-- begin Source extract --
Opinion
No. 11–P–936.
2012-11-21
Sander A. Rikleen (John J. Griffin, Jr., with him), Boston, for the plaintiff. Daniel C. Perry, New Bedford, for the defendants.
Sander A. Rikleen (John J. Griffin, Jr., with him), Boston, for the plaintiff. Daniel C. Perry, New Bedford, for the defendants.
Present: SIKORA, CARHART, & SULLIVAN, JJ.
SIKORA, J.
The Elizabeth Islands extend in a chain southwesterly from the heel of Cape Cod toward Rhode Island Sound. They separate Buzzards Bay on the west from Vineyard Sound on the east. The nine islands are sparsely settled. The entire small archipelago constitutes a single municipality: the town of Gosnold (town or Gosnold). Our case presents a subdivision dispute on the most populous member of the chain, Cuttyhunk Island.
Background. 1. Facts. The allegations, answers, and incorporated documents of the parties' Land Court pleadings establish the following undisputed facts. The plaintiff, Ridgeley Management Corporation (Ridgeley), is a general partner of Ridgeley Farm Limited Partnership (partnership). The partnership owns the Cuttyhunk Island tract known as Ridgeley Farm situated within a residential zoning district.
On May 22, 2000, the annual town meeting of Gosnold voted to authorize the board of selectmen (selectmen) to act as a planning board. The planning board did not adopt subdivision rules and regulations until November 13, 2009. Before the authorization of May 22, 2000, the selectmen had entertained occasional subdivision plans and endorsed them as “approval not required.”
-- end Source extract --
> What to do:
1/ In the court opinion, on what date did the planning board adopt subdivision rules and regulations?
2/ Please retype the court opinion word for word from "Present: SIKORA, CARHART, &" to "chain, Cuttyhunk Island.".
-- begin Extracted material --
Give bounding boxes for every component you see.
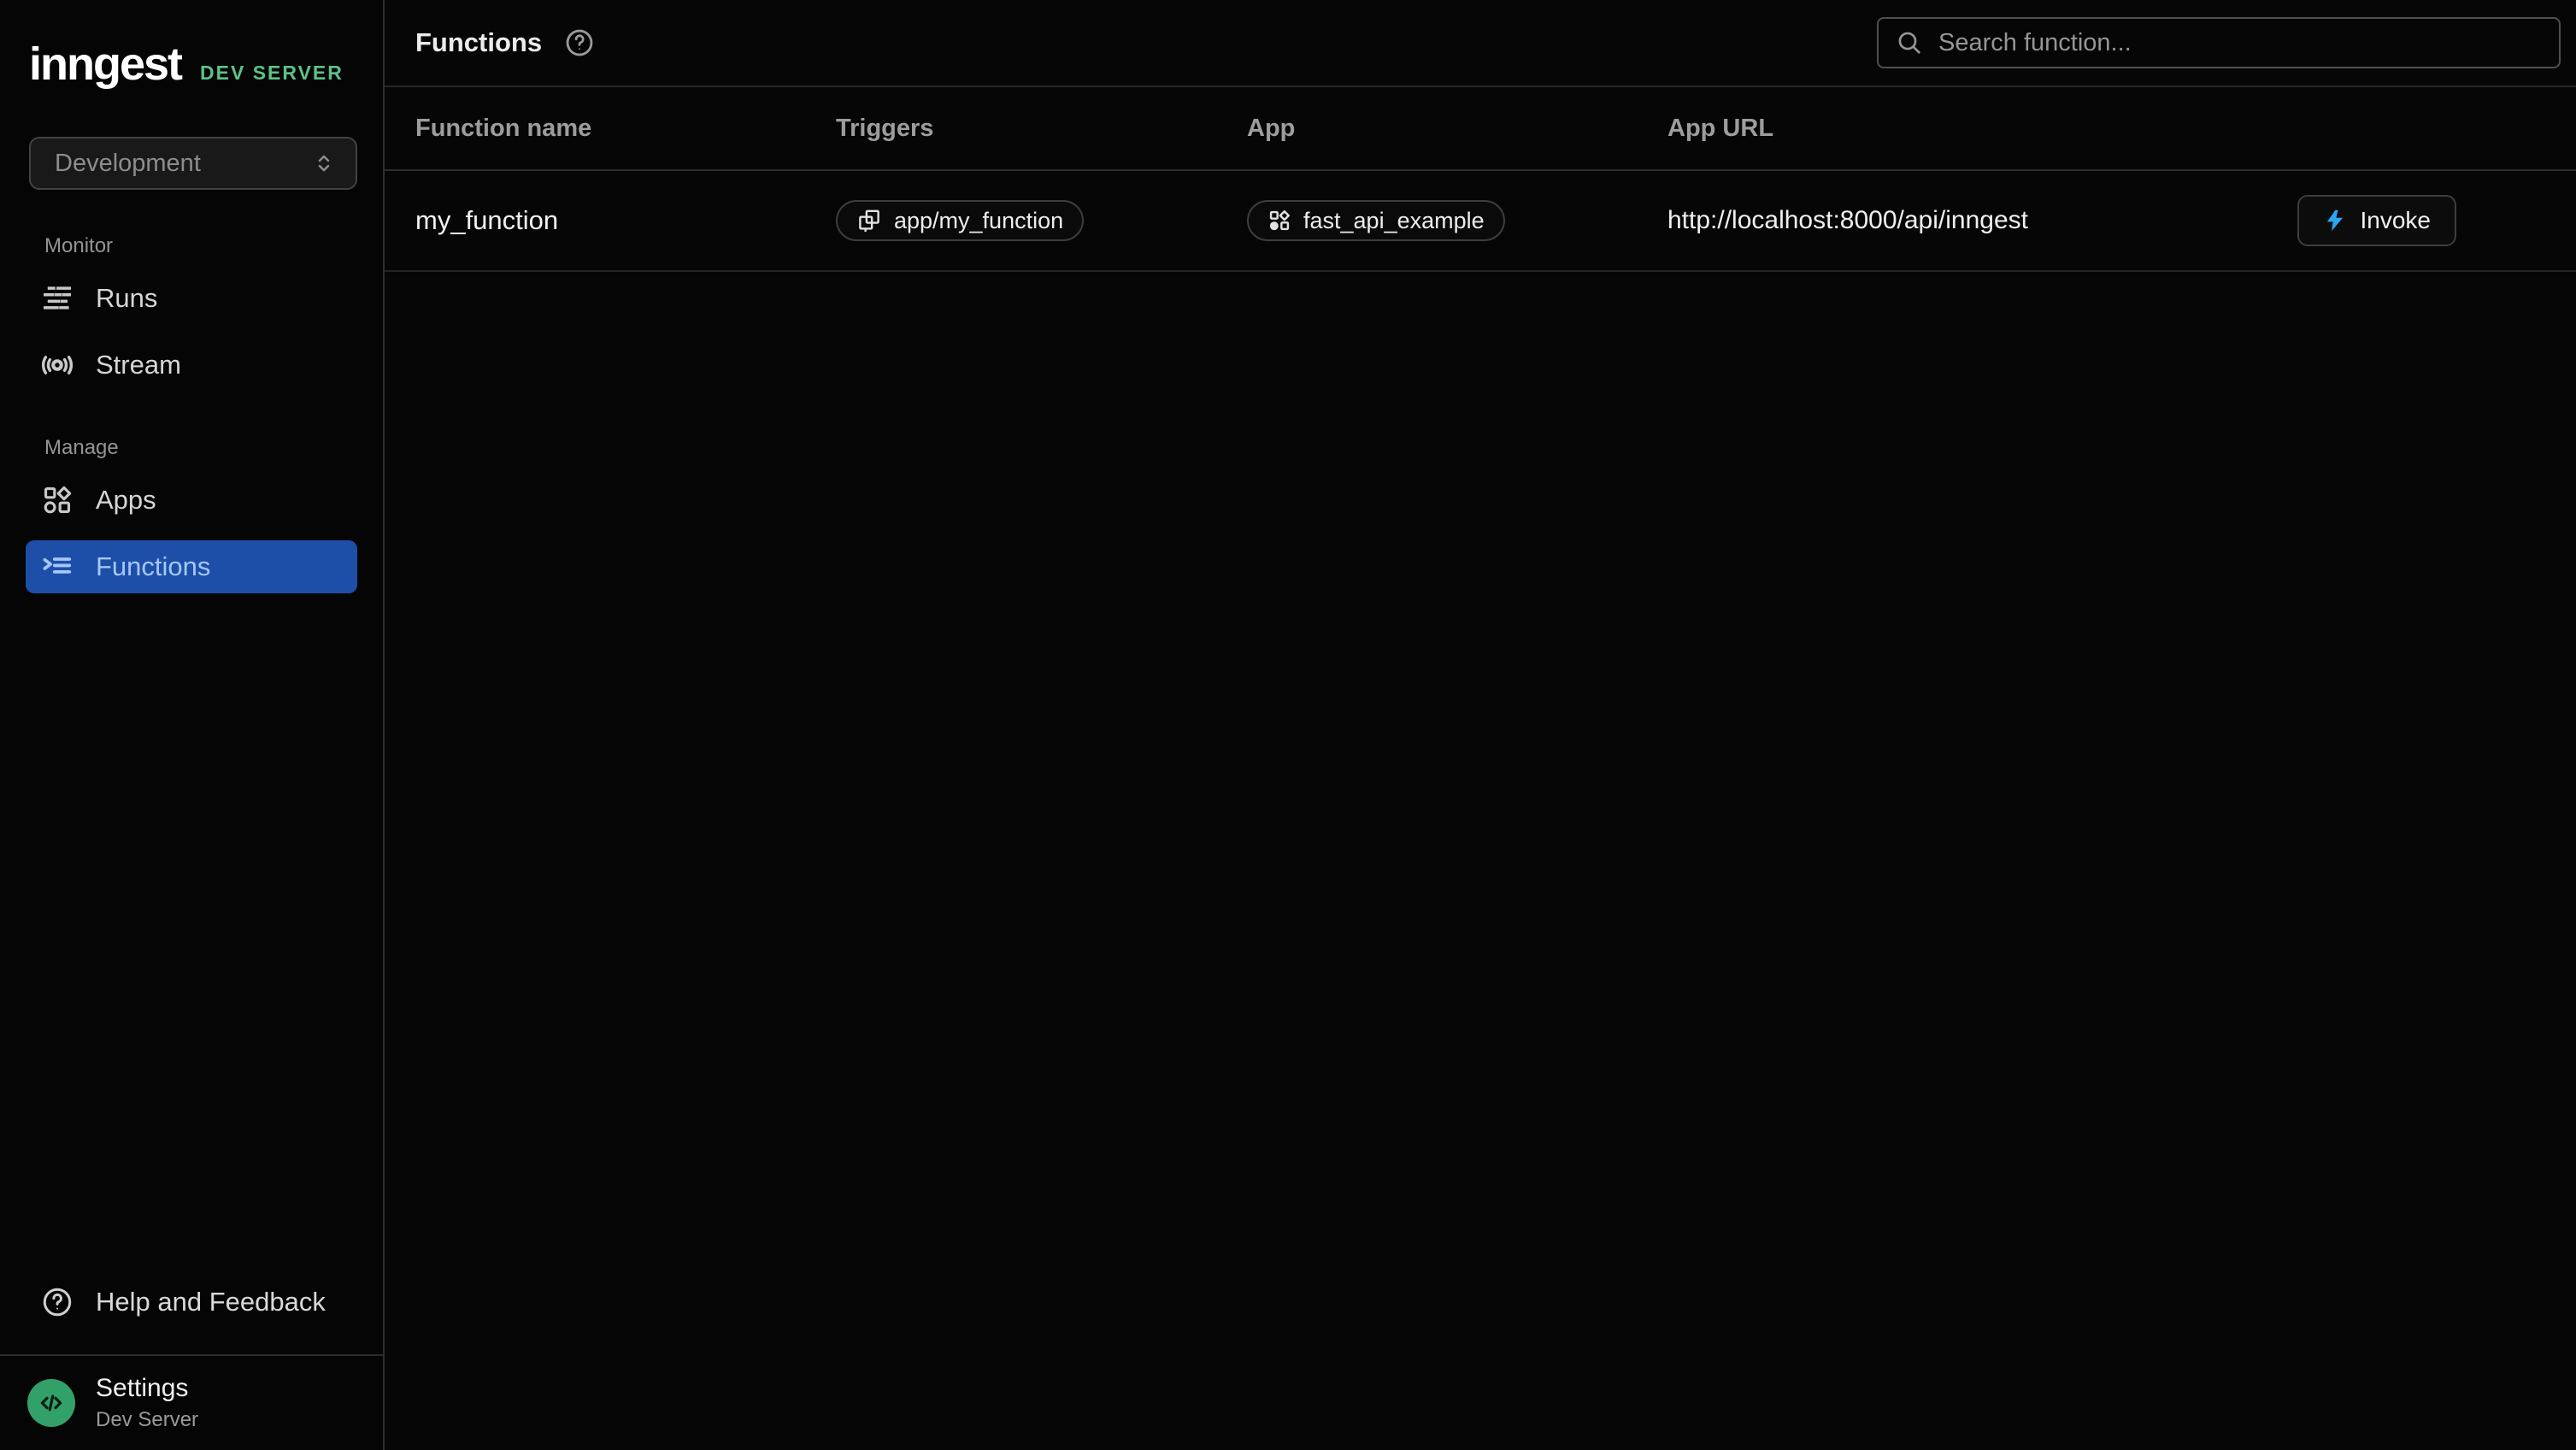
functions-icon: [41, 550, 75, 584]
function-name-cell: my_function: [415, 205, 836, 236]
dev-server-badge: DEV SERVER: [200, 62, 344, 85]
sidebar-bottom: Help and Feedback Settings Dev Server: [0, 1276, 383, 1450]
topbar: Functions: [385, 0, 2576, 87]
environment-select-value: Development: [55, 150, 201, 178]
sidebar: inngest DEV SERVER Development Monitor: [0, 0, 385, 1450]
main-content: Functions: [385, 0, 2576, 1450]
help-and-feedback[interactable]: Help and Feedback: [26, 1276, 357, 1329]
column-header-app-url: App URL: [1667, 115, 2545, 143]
-- end Extracted material --
> Final results:
1/ November 13, 2009

2/
Present: SIKORA, CARHART, & SULLIVAN, JJ.
SIKORA, J.
The Elizabeth Islands extend in a chain southwesterly from the heel of Cape Cod toward Rhode Island Sound. They separate Buzzards Bay on the west from Vineyard Sound on the east. The nine islands are sparsely settled. The entire small archipelago constitutes a single municipality: the town of Gosnold (town or Gosnold). Our case presents a subdivision dispute on the most populous member of the chain, Cuttyhunk Island.